(Source records)
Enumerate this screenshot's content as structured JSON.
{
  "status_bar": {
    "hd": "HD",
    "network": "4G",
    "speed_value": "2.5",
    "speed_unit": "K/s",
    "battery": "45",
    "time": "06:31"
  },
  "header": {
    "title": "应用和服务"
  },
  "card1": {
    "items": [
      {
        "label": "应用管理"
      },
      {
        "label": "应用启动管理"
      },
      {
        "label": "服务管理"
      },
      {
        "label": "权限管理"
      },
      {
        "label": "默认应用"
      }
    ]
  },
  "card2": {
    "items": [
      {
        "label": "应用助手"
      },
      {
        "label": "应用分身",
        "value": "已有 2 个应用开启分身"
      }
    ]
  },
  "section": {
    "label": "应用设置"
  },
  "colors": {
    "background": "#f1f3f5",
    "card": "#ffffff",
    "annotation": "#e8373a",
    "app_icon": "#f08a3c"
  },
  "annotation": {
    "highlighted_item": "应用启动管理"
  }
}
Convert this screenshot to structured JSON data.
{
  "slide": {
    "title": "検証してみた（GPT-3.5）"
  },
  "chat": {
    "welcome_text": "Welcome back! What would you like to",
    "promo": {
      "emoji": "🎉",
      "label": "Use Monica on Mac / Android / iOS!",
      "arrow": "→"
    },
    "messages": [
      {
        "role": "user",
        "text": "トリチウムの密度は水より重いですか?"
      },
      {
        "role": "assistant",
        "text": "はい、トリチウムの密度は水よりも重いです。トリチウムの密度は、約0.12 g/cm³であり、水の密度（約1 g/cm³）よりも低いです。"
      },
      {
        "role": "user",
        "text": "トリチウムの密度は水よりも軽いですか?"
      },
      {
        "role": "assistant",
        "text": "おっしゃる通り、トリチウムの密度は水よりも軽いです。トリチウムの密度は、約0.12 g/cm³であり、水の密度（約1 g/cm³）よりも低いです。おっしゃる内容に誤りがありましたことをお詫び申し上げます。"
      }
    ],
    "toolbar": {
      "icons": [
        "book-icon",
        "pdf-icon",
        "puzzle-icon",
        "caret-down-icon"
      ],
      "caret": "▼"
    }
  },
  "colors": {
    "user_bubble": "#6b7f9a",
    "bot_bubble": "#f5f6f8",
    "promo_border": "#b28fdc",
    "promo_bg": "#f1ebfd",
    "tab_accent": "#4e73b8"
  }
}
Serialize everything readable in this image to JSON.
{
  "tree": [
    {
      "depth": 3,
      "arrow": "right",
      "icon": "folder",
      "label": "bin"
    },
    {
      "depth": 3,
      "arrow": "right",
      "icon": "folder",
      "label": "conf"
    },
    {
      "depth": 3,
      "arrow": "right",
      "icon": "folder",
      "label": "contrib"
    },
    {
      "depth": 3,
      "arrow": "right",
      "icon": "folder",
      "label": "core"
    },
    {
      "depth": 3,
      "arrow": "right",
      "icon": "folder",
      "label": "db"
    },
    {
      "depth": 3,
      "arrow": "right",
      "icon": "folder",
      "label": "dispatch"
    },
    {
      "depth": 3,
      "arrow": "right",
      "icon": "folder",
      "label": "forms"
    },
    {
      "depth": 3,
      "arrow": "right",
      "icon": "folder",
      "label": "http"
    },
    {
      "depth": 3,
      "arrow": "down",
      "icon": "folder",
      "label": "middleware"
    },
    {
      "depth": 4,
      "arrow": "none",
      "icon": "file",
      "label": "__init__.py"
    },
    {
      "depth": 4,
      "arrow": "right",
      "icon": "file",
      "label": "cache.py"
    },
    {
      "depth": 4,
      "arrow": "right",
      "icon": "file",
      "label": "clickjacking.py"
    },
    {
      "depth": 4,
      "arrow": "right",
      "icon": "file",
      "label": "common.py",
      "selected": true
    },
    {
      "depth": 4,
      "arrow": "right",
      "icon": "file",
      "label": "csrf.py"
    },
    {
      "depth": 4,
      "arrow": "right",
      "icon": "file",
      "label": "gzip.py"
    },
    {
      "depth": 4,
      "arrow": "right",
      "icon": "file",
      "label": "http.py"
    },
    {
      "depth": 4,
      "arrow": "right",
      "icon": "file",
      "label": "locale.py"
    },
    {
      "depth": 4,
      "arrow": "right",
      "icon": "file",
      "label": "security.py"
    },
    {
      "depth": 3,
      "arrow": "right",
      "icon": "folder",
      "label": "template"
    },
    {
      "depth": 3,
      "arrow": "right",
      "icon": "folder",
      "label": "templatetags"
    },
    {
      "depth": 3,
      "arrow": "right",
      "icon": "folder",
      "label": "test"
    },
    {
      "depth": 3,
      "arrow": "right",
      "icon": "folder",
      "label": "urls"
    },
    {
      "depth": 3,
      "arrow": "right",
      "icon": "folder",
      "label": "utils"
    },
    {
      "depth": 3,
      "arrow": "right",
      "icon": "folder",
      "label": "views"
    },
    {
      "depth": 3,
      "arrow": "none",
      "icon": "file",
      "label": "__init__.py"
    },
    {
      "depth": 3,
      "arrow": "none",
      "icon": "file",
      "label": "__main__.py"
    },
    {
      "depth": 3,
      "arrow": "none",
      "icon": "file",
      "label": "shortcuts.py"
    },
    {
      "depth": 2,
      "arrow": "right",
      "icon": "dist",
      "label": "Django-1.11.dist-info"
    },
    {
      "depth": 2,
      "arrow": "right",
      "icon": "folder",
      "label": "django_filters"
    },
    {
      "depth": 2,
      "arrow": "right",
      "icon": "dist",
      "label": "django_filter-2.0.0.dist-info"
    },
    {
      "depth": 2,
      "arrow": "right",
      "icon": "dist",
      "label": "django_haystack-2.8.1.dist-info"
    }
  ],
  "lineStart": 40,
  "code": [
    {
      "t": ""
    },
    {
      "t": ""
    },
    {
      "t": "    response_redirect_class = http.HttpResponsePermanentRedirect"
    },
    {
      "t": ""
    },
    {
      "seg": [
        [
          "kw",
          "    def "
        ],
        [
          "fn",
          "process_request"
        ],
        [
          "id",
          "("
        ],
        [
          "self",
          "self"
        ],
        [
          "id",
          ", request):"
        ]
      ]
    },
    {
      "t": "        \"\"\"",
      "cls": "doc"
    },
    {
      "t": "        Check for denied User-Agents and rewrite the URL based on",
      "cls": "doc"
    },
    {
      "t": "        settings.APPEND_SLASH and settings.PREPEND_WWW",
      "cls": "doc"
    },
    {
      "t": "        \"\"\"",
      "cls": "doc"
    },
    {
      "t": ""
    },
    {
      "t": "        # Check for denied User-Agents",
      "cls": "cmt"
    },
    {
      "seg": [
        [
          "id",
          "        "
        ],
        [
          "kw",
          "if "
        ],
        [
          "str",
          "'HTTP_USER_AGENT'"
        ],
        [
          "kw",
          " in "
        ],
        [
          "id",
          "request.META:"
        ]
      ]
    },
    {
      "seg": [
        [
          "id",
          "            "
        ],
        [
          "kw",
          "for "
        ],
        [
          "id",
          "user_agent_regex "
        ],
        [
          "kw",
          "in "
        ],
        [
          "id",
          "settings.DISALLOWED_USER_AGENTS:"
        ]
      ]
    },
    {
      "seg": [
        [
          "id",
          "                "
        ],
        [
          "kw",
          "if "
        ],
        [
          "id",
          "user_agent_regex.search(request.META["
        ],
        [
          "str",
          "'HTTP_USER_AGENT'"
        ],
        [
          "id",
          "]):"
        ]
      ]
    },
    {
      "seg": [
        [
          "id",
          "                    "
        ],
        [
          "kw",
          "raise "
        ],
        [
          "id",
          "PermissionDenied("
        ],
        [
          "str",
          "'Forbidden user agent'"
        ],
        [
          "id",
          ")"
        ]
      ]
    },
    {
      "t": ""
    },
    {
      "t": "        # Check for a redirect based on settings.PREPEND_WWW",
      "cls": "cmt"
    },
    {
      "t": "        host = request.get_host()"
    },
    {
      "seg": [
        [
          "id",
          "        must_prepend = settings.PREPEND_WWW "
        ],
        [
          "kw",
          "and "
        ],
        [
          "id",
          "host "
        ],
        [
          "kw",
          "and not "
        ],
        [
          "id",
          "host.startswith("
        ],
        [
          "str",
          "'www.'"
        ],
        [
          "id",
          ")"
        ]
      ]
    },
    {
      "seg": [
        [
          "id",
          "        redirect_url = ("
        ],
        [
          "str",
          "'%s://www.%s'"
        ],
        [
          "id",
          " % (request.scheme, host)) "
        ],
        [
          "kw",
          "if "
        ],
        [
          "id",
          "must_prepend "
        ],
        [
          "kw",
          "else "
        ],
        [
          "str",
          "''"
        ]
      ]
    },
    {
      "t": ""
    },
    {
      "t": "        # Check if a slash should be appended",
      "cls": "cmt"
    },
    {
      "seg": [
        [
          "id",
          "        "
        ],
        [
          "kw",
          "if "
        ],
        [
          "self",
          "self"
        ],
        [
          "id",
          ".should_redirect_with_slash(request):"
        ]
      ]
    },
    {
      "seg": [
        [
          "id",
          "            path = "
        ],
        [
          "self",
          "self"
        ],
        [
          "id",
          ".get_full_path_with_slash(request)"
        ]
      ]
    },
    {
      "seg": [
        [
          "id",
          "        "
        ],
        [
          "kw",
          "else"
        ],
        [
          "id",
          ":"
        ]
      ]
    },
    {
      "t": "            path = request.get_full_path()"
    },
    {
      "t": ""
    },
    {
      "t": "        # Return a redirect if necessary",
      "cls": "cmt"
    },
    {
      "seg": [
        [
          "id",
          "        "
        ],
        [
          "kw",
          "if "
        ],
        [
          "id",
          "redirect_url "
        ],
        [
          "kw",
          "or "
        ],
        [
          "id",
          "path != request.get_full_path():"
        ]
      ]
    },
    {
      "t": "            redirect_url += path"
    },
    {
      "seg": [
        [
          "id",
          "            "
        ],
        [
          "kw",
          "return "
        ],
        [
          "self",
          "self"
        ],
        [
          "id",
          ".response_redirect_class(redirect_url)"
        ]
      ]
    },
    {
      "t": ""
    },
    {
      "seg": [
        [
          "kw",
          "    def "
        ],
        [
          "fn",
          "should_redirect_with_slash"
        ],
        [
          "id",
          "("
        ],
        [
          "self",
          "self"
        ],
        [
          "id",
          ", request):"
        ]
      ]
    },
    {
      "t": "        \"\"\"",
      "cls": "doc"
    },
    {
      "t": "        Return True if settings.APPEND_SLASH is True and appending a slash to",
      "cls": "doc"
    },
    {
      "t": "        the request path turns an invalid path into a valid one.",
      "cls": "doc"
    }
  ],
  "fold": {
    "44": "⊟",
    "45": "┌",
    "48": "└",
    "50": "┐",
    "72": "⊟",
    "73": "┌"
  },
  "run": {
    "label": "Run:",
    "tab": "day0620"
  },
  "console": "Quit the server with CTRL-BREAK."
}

== GOAL ==
Give only a number: how many lines of the data hold the string "水の密度"?

== EXERCISE RESPONSE ==
2